Data for this exercise:
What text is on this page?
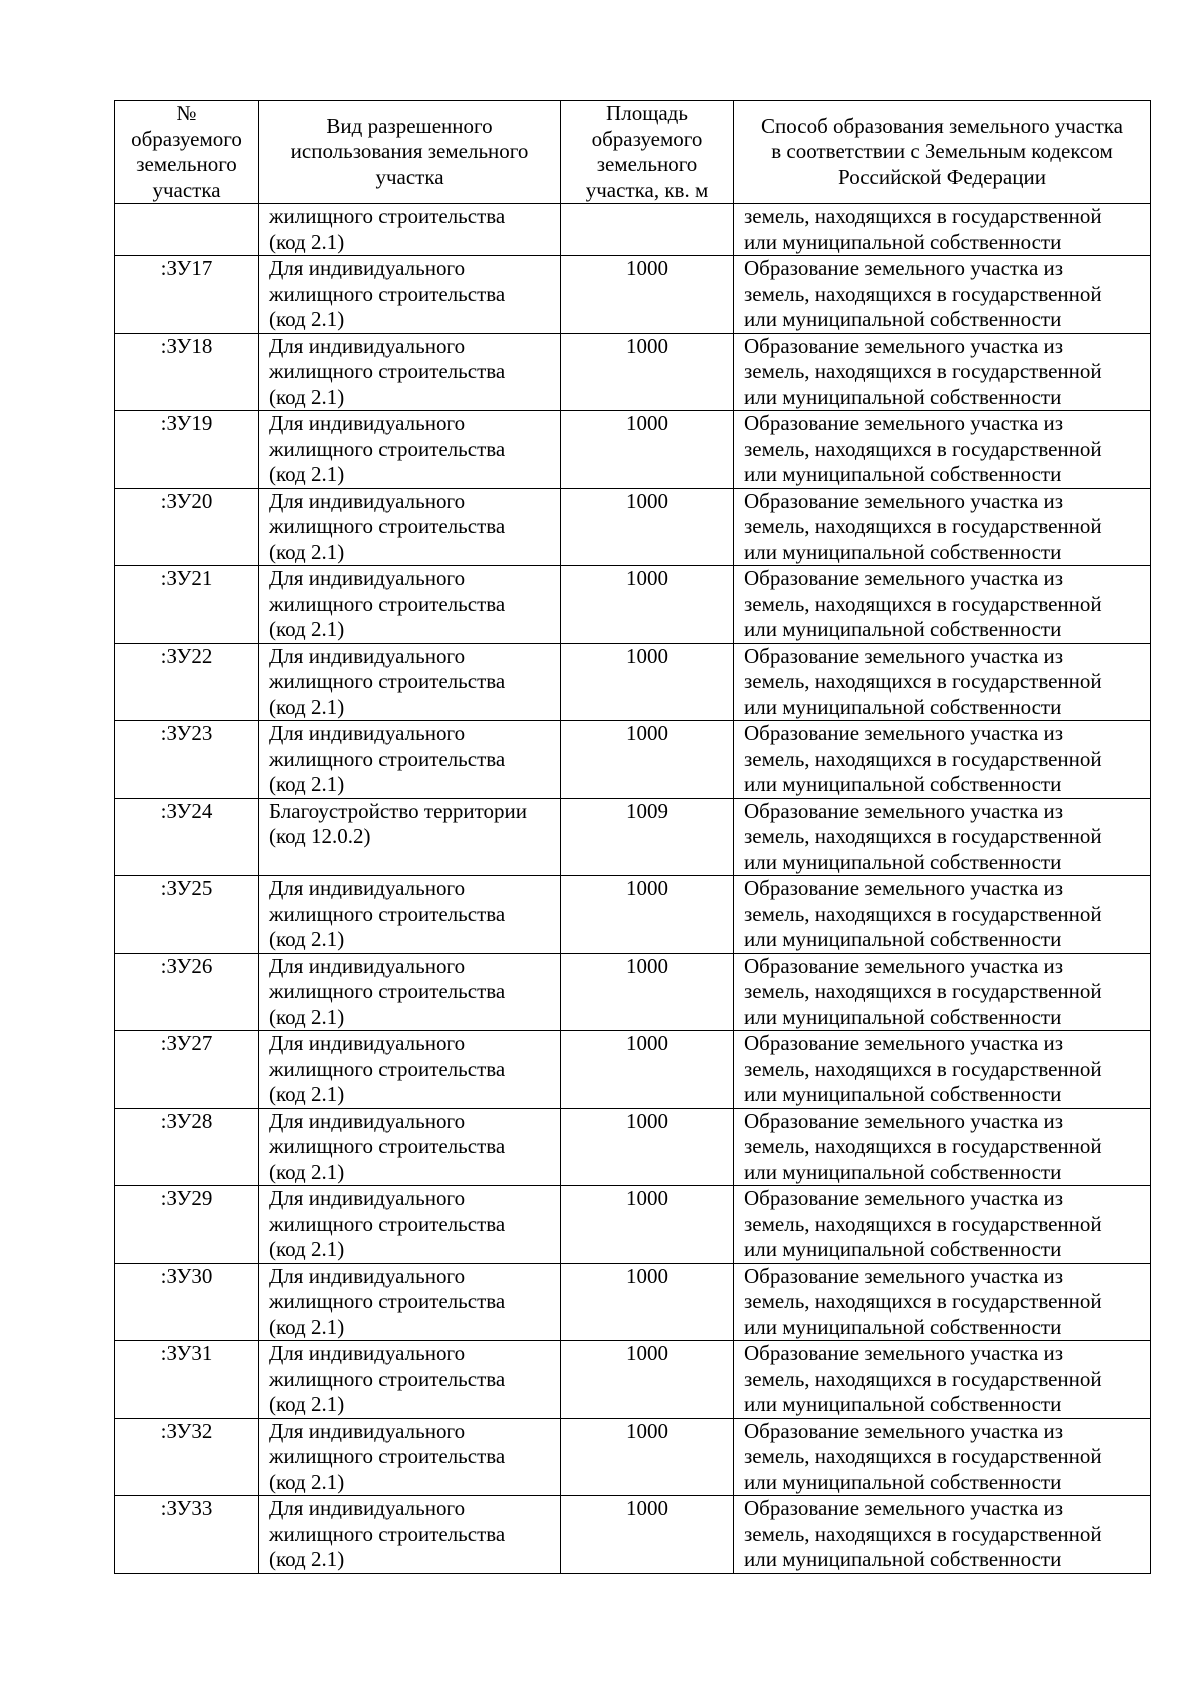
№
образуемого
земельного
участка	Вид разрешенного
использования земельного
участка	Площадь
образуемого
земельного
участка, кв. м	Способ образования земельного участка
в соответствии с Земельным кодексом
Российской Федерации

	жилищного строительства
(код 2.1)		земель, находящихся в государственной
или муниципальной собственности

:ЗУ17	Для индивидуального
жилищного строительства
(код 2.1)	1000	Образование земельного участка из
земель, находящихся в государственной
или муниципальной собственности

:ЗУ18	Для индивидуального
жилищного строительства
(код 2.1)	1000	Образование земельного участка из
земель, находящихся в государственной
или муниципальной собственности

:ЗУ19	Для индивидуального
жилищного строительства
(код 2.1)	1000	Образование земельного участка из
земель, находящихся в государственной
или муниципальной собственности

:ЗУ20	Для индивидуального
жилищного строительства
(код 2.1)	1000	Образование земельного участка из
земель, находящихся в государственной
или муниципальной собственности

:ЗУ21	Для индивидуального
жилищного строительства
(код 2.1)	1000	Образование земельного участка из
земель, находящихся в государственной
или муниципальной собственности

:ЗУ22	Для индивидуального
жилищного строительства
(код 2.1)	1000	Образование земельного участка из
земель, находящихся в государственной
или муниципальной собственности

:ЗУ23	Для индивидуального
жилищного строительства
(код 2.1)	1000	Образование земельного участка из
земель, находящихся в государственной
или муниципальной собственности

:ЗУ24	Благоустройство территории
(код 12.0.2)	1009	Образование земельного участка из
земель, находящихся в государственной
или муниципальной собственности

:ЗУ25	Для индивидуального
жилищного строительства
(код 2.1)	1000	Образование земельного участка из
земель, находящихся в государственной
или муниципальной собственности

:ЗУ26	Для индивидуального
жилищного строительства
(код 2.1)	1000	Образование земельного участка из
земель, находящихся в государственной
или муниципальной собственности

:ЗУ27	Для индивидуального
жилищного строительства
(код 2.1)	1000	Образование земельного участка из
земель, находящихся в государственной
или муниципальной собственности

:ЗУ28	Для индивидуального
жилищного строительства
(код 2.1)	1000	Образование земельного участка из
земель, находящихся в государственной
или муниципальной собственности

:ЗУ29	Для индивидуального
жилищного строительства
(код 2.1)	1000	Образование земельного участка из
земель, находящихся в государственной
или муниципальной собственности

:ЗУ30	Для индивидуального
жилищного строительства
(код 2.1)	1000	Образование земельного участка из
земель, находящихся в государственной
или муниципальной собственности

:ЗУ31	Для индивидуального
жилищного строительства
(код 2.1)	1000	Образование земельного участка из
земель, находящихся в государственной
или муниципальной собственности

:ЗУ32	Для индивидуального
жилищного строительства
(код 2.1)	1000	Образование земельного участка из
земель, находящихся в государственной
или муниципальной собственности

:ЗУ33	Для индивидуального
жилищного строительства
(код 2.1)	1000	Образование земельного участка из
земель, находящихся в государственной
или муниципальной собственности
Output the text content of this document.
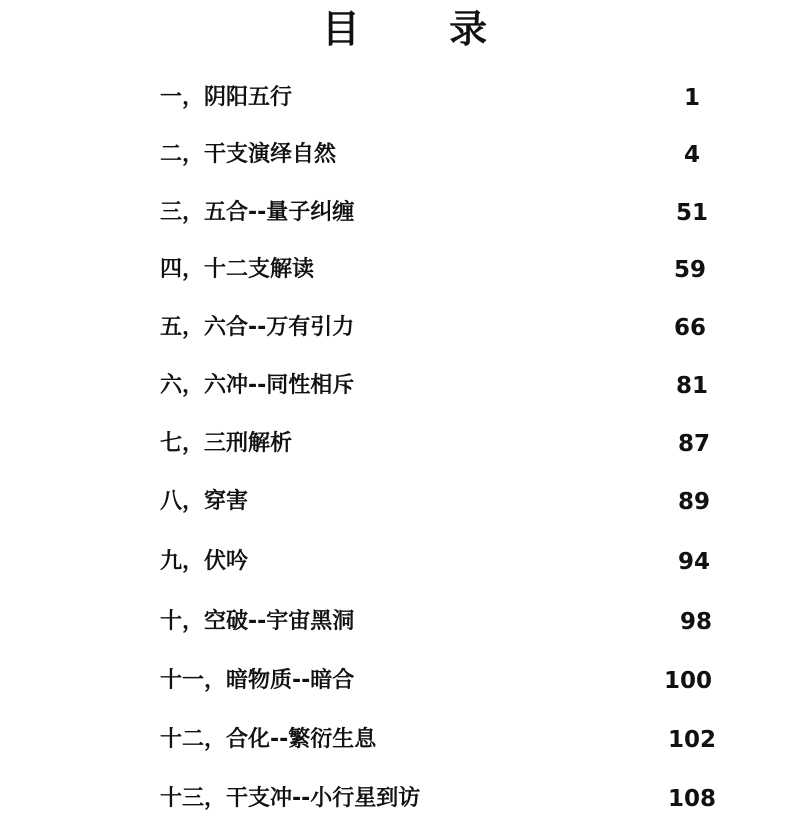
目 录
一，阴阳五行	1
二，干支演绎自然	4
三，五合--量子纠缠	51
四，十二支解读	59
五，六合--万有引力	66
六，六冲--同性相斥	81
七，三刑解析	87
八，穿害	89
九，伏吟	94
十，空破--宇宙黑洞	98
十一，暗物质--暗合	100
十二，合化--繁衍生息	102
十三，干支冲--小行星到访	108
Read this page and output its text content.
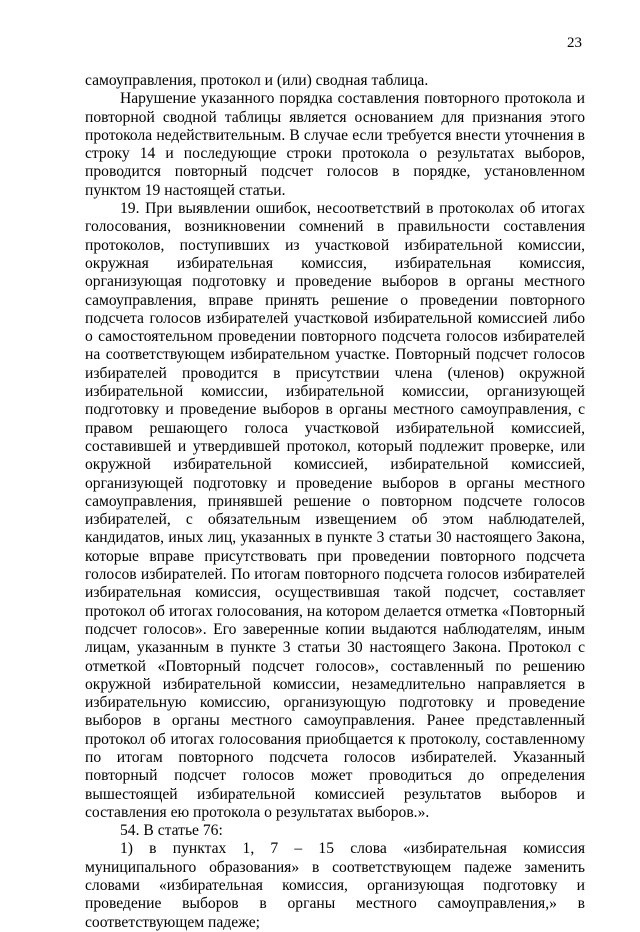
23

самоуправления, протокол и (или) сводная таблица.

Нарушение указанного порядка составления повторного протокола и повторной сводной таблицы является основанием для признания этого протокола недействительным. В случае если требуется внести уточнения в строку 14 и последующие строки протокола о результатах выборов, проводится повторный подсчет голосов в порядке, установленном пунктом 19 настоящей статьи.

19. При выявлении ошибок, несоответствий в протоколах об итогах голосования, возникновении сомнений в правильности составления протоколов, поступивших из участковой избирательной комиссии, окружная избирательная комиссия, избирательная комиссия, организующая подготовку и проведение выборов в органы местного самоуправления, вправе принять решение о проведении повторного подсчета голосов избирателей участковой избирательной комиссией либо о самостоятельном проведении повторного подсчета голосов избирателей на соответствующем избирательном участке. Повторный подсчет голосов избирателей проводится в присутствии члена (членов) окружной избирательной комиссии, избирательной комиссии, организующей подготовку и проведение выборов в органы местного самоуправления, с правом решающего голоса участковой избирательной комиссией, составившей и утвердившей протокол, который подлежит проверке, или окружной избирательной комиссией, избирательной комиссией, организующей подготовку и проведение выборов в органы местного самоуправления, принявшей решение о повторном подсчете голосов избирателей, с обязательным извещением об этом наблюдателей, кандидатов, иных лиц, указанных в пункте 3 статьи 30 настоящего Закона, которые вправе присутствовать при проведении повторного подсчета голосов избирателей. По итогам повторного подсчета голосов избирателей избирательная комиссия, осуществившая такой подсчет, составляет протокол об итогах голосования, на котором делается отметка «Повторный подсчет голосов». Его заверенные копии выдаются наблюдателям, иным лицам, указанным в пункте 3 статьи 30 настоящего Закона. Протокол с отметкой «Повторный подсчет голосов», составленный по решению окружной избирательной комиссии, незамедлительно направляется в избирательную комиссию, организующую подготовку и проведение выборов в органы местного самоуправления. Ранее представленный протокол об итогах голосования приобщается к протоколу, составленному по итогам повторного подсчета голосов избирателей. Указанный повторный подсчет голосов может проводиться до определения вышестоящей избирательной комиссией результатов выборов и составления ею протокола о результатах выборов.».

54. В статье 76:

1) в пунктах 1, 7 – 15 слова «избирательная комиссия муниципального образования» в соответствующем падеже заменить словами «избирательная комиссия, организующая подготовку и проведение выборов в органы местного самоуправления,» в соответствующем падеже;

Written task: Make an exact reproduction of the listing above, without any pictures.

Response to this exercise:
What text is on this page?
№
образуемого
земельного
участка	Вид разрешенного
использования земельного
участка	Площадь
образуемого
земельного
участка, кв. м	Способ образования земельного участка
в соответствии с Земельным кодексом
Российской Федерации

	жилищного строительства
(код 2.1)		земель, находящихся в государственной
или муниципальной собственности

:ЗУ17	Для индивидуального
жилищного строительства
(код 2.1)	1000	Образование земельного участка из
земель, находящихся в государственной
или муниципальной собственности

:ЗУ18	Для индивидуального
жилищного строительства
(код 2.1)	1000	Образование земельного участка из
земель, находящихся в государственной
или муниципальной собственности

:ЗУ19	Для индивидуального
жилищного строительства
(код 2.1)	1000	Образование земельного участка из
земель, находящихся в государственной
или муниципальной собственности

:ЗУ20	Для индивидуального
жилищного строительства
(код 2.1)	1000	Образование земельного участка из
земель, находящихся в государственной
или муниципальной собственности

:ЗУ21	Для индивидуального
жилищного строительства
(код 2.1)	1000	Образование земельного участка из
земель, находящихся в государственной
или муниципальной собственности

:ЗУ22	Для индивидуального
жилищного строительства
(код 2.1)	1000	Образование земельного участка из
земель, находящихся в государственной
или муниципальной собственности

:ЗУ23	Для индивидуального
жилищного строительства
(код 2.1)	1000	Образование земельного участка из
земель, находящихся в государственной
или муниципальной собственности

:ЗУ24	Благоустройство территории
(код 12.0.2)	1009	Образование земельного участка из
земель, находящихся в государственной
или муниципальной собственности

:ЗУ25	Для индивидуального
жилищного строительства
(код 2.1)	1000	Образование земельного участка из
земель, находящихся в государственной
или муниципальной собственности

:ЗУ26	Для индивидуального
жилищного строительства
(код 2.1)	1000	Образование земельного участка из
земель, находящихся в государственной
или муниципальной собственности

:ЗУ27	Для индивидуального
жилищного строительства
(код 2.1)	1000	Образование земельного участка из
земель, находящихся в государственной
или муниципальной собственности

:ЗУ28	Для индивидуального
жилищного строительства
(код 2.1)	1000	Образование земельного участка из
земель, находящихся в государственной
или муниципальной собственности

:ЗУ29	Для индивидуального
жилищного строительства
(код 2.1)	1000	Образование земельного участка из
земель, находящихся в государственной
или муниципальной собственности

:ЗУ30	Для индивидуального
жилищного строительства
(код 2.1)	1000	Образование земельного участка из
земель, находящихся в государственной
или муниципальной собственности

:ЗУ31	Для индивидуального
жилищного строительства
(код 2.1)	1000	Образование земельного участка из
земель, находящихся в государственной
или муниципальной собственности

:ЗУ32	Для индивидуального
жилищного строительства
(код 2.1)	1000	Образование земельного участка из
земель, находящихся в государственной
или муниципальной собственности

:ЗУ33	Для индивидуального
жилищного строительства
(код 2.1)	1000	Образование земельного участка из
земель, находящихся в государственной
или муниципальной собственности
Output the text content of this document.
目 录
一，阴阳五行	1
二，干支演绎自然	4
三，五合--量子纠缠	51
四，十二支解读	59
五，六合--万有引力	66
六，六冲--同性相斥	81
七，三刑解析	87
八，穿害	89
九，伏吟	94
十，空破--宇宙黑洞	98
十一，暗物质--暗合	100
十二，合化--繁衍生息	102
十三，干支冲--小行星到访	108
Read this page and output its text content.
23

самоуправления, протокол и (или) сводная таблица.

Нарушение указанного порядка составления повторного протокола и повторной сводной таблицы является основанием для признания этого протокола недействительным. В случае если требуется внести уточнения в строку 14 и последующие строки протокола о результатах выборов, проводится повторный подсчет голосов в порядке, установленном пунктом 19 настоящей статьи.

19. При выявлении ошибок, несоответствий в протоколах об итогах голосования, возникновении сомнений в правильности составления протоколов, поступивших из участковой избирательной комиссии, окружная избирательная комиссия, избирательная комиссия, организующая подготовку и проведение выборов в органы местного самоуправления, вправе принять решение о проведении повторного подсчета голосов избирателей участковой избирательной комиссией либо о самостоятельном проведении повторного подсчета голосов избирателей на соответствующем избирательном участке. Повторный подсчет голосов избирателей проводится в присутствии члена (членов) окружной избирательной комиссии, избирательной комиссии, организующей подготовку и проведение выборов в органы местного самоуправления, с правом решающего голоса участковой избирательной комиссией, составившей и утвердившей протокол, который подлежит проверке, или окружной избирательной комиссией, избирательной комиссией, организующей подготовку и проведение выборов в органы местного самоуправления, принявшей решение о повторном подсчете голосов избирателей, с обязательным извещением об этом наблюдателей, кандидатов, иных лиц, указанных в пункте 3 статьи 30 настоящего Закона, которые вправе присутствовать при проведении повторного подсчета голосов избирателей. По итогам повторного подсчета голосов избирателей избирательная комиссия, осуществившая такой подсчет, составляет протокол об итогах голосования, на котором делается отметка «Повторный подсчет голосов». Его заверенные копии выдаются наблюдателям, иным лицам, указанным в пункте 3 статьи 30 настоящего Закона. Протокол с отметкой «Повторный подсчет голосов», составленный по решению окружной избирательной комиссии, незамедлительно направляется в избирательную комиссию, организующую подготовку и проведение выборов в органы местного самоуправления. Ранее представленный протокол об итогах голосования приобщается к протоколу, составленному по итогам повторного подсчета голосов избирателей. Указанный повторный подсчет голосов может проводиться до определения вышестоящей избирательной комиссией результатов выборов и составления ею протокола о результатах выборов.».

54. В статье 76:

1) в пунктах 1, 7 – 15 слова «избирательная комиссия муниципального образования» в соответствующем падеже заменить словами «избирательная комиссия, организующая подготовку и проведение выборов в органы местного самоуправления,» в соответствующем падеже;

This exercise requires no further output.